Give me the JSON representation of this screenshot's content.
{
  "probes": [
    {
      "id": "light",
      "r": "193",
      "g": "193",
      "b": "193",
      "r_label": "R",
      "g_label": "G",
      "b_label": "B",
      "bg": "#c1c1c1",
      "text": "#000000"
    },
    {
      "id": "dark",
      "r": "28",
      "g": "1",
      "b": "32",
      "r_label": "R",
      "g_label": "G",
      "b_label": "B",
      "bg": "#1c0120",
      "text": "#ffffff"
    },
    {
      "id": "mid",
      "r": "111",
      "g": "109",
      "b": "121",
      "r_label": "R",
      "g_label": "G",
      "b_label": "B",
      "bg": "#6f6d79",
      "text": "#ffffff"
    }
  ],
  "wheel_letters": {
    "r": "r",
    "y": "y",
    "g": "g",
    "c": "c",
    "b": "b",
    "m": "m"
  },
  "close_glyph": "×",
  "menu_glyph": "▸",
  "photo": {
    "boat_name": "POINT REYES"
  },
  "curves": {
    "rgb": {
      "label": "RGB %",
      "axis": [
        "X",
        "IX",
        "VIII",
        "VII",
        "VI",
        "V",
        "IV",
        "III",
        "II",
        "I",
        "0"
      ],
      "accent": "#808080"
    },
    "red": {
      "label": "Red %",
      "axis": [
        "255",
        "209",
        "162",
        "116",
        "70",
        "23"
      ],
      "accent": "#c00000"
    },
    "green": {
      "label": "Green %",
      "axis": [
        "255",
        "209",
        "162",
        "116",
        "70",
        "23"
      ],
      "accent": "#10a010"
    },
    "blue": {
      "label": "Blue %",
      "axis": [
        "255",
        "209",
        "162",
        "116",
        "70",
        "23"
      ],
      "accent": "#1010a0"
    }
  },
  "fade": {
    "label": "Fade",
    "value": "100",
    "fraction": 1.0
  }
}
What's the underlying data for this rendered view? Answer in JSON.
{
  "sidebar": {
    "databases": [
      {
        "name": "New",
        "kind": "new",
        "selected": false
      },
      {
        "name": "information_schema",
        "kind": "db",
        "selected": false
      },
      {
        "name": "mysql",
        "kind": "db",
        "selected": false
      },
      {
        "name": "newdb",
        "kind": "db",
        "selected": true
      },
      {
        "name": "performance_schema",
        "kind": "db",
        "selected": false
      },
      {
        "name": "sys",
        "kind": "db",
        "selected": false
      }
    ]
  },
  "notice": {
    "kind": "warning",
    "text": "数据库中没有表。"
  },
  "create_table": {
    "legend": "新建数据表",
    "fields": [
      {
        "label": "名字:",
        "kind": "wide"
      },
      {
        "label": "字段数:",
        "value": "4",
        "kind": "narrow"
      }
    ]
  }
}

* * * * * * *

→ To do
Retype all the records, matching them exactly.

→ Answer to the task
Give me the JSON representation of this screenshot's content.
{
  "probes": [
    {
      "id": "light",
      "r": "193",
      "g": "193",
      "b": "193",
      "r_label": "R",
      "g_label": "G",
      "b_label": "B",
      "bg": "#c1c1c1",
      "text": "#000000"
    },
    {
      "id": "dark",
      "r": "28",
      "g": "1",
      "b": "32",
      "r_label": "R",
      "g_label": "G",
      "b_label": "B",
      "bg": "#1c0120",
      "text": "#ffffff"
    },
    {
      "id": "mid",
      "r": "111",
      "g": "109",
      "b": "121",
      "r_label": "R",
      "g_label": "G",
      "b_label": "B",
      "bg": "#6f6d79",
      "text": "#ffffff"
    }
  ],
  "wheel_letters": {
    "r": "r",
    "y": "y",
    "g": "g",
    "c": "c",
    "b": "b",
    "m": "m"
  },
  "close_glyph": "×",
  "menu_glyph": "▸",
  "photo": {
    "boat_name": "POINT REYES"
  },
  "curves": {
    "rgb": {
      "label": "RGB %",
      "axis": [
        "X",
        "IX",
        "VIII",
        "VII",
        "VI",
        "V",
        "IV",
        "III",
        "II",
        "I",
        "0"
      ],
      "accent": "#808080"
    },
    "red": {
      "label": "Red %",
      "axis": [
        "255",
        "209",
        "162",
        "116",
        "70",
        "23"
      ],
      "accent": "#c00000"
    },
    "green": {
      "label": "Green %",
      "axis": [
        "255",
        "209",
        "162",
        "116",
        "70",
        "23"
      ],
      "accent": "#10a010"
    },
    "blue": {
      "label": "Blue %",
      "axis": [
        "255",
        "209",
        "162",
        "116",
        "70",
        "23"
      ],
      "accent": "#1010a0"
    }
  },
  "fade": {
    "label": "Fade",
    "value": "100",
    "fraction": 1.0
  }
}
What's the underlying data for this rendered view? Answer in JSON.
{
  "sidebar": {
    "databases": [
      {
        "name": "New",
        "kind": "new",
        "selected": false
      },
      {
        "name": "information_schema",
        "kind": "db",
        "selected": false
      },
      {
        "name": "mysql",
        "kind": "db",
        "selected": false
      },
      {
        "name": "newdb",
        "kind": "db",
        "selected": true
      },
      {
        "name": "performance_schema",
        "kind": "db",
        "selected": false
      },
      {
        "name": "sys",
        "kind": "db",
        "selected": false
      }
    ]
  },
  "notice": {
    "kind": "warning",
    "text": "数据库中没有表。"
  },
  "create_table": {
    "legend": "新建数据表",
    "fields": [
      {
        "label": "名字:",
        "kind": "wide"
      },
      {
        "label": "字段数:",
        "value": "4",
        "kind": "narrow"
      }
    ]
  }
}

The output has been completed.